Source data
*****

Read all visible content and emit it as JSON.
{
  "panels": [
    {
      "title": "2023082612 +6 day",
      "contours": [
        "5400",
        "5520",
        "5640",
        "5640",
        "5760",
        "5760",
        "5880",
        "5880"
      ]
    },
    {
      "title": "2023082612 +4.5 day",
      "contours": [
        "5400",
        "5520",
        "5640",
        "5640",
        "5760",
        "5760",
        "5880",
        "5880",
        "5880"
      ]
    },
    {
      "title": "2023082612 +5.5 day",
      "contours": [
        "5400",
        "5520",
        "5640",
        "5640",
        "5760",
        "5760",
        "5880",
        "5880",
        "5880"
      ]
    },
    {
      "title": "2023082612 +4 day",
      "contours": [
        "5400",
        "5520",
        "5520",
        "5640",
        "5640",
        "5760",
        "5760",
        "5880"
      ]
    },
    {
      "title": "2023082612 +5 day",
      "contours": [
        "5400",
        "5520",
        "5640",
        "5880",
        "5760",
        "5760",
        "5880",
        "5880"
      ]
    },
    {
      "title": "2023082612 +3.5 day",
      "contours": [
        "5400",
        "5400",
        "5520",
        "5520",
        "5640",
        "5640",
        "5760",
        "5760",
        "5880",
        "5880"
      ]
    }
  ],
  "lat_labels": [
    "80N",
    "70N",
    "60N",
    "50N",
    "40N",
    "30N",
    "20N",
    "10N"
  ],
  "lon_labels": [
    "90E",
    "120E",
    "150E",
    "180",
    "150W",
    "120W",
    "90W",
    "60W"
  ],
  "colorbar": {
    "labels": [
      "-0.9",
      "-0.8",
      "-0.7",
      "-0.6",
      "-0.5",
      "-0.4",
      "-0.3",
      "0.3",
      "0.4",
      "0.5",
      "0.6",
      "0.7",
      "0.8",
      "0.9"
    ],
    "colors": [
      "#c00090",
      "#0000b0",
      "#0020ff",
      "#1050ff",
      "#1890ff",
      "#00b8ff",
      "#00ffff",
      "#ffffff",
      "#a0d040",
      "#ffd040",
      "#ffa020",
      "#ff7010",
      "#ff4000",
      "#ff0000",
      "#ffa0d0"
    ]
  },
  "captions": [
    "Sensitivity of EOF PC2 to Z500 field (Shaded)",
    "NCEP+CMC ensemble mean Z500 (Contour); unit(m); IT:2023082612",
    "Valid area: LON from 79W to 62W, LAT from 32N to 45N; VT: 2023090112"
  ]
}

*****

_DIRECTION:_ Restate the data above word for word, please.

_FINAL ANSWER:_
Read all visible content and emit it as JSON.
{
  "panels": [
    {
      "title": "2023082612 +6 day",
      "contours": [
        "5400",
        "5520",
        "5640",
        "5640",
        "5760",
        "5760",
        "5880",
        "5880"
      ]
    },
    {
      "title": "2023082612 +4.5 day",
      "contours": [
        "5400",
        "5520",
        "5640",
        "5640",
        "5760",
        "5760",
        "5880",
        "5880",
        "5880"
      ]
    },
    {
      "title": "2023082612 +5.5 day",
      "contours": [
        "5400",
        "5520",
        "5640",
        "5640",
        "5760",
        "5760",
        "5880",
        "5880",
        "5880"
      ]
    },
    {
      "title": "2023082612 +4 day",
      "contours": [
        "5400",
        "5520",
        "5520",
        "5640",
        "5640",
        "5760",
        "5760",
        "5880"
      ]
    },
    {
      "title": "2023082612 +5 day",
      "contours": [
        "5400",
        "5520",
        "5640",
        "5880",
        "5760",
        "5760",
        "5880",
        "5880"
      ]
    },
    {
      "title": "2023082612 +3.5 day",
      "contours": [
        "5400",
        "5400",
        "5520",
        "5520",
        "5640",
        "5640",
        "5760",
        "5760",
        "5880",
        "5880"
      ]
    }
  ],
  "lat_labels": [
    "80N",
    "70N",
    "60N",
    "50N",
    "40N",
    "30N",
    "20N",
    "10N"
  ],
  "lon_labels": [
    "90E",
    "120E",
    "150E",
    "180",
    "150W",
    "120W",
    "90W",
    "60W"
  ],
  "colorbar": {
    "labels": [
      "-0.9",
      "-0.8",
      "-0.7",
      "-0.6",
      "-0.5",
      "-0.4",
      "-0.3",
      "0.3",
      "0.4",
      "0.5",
      "0.6",
      "0.7",
      "0.8",
      "0.9"
    ],
    "colors": [
      "#c00090",
      "#0000b0",
      "#0020ff",
      "#1050ff",
      "#1890ff",
      "#00b8ff",
      "#00ffff",
      "#ffffff",
      "#a0d040",
      "#ffd040",
      "#ffa020",
      "#ff7010",
      "#ff4000",
      "#ff0000",
      "#ffa0d0"
    ]
  },
  "captions": [
    "Sensitivity of EOF PC2 to Z500 field (Shaded)",
    "NCEP+CMC ensemble mean Z500 (Contour); unit(m); IT:2023082612",
    "Valid area: LON from 79W to 62W, LAT from 32N to 45N; VT: 2023090112"
  ]
}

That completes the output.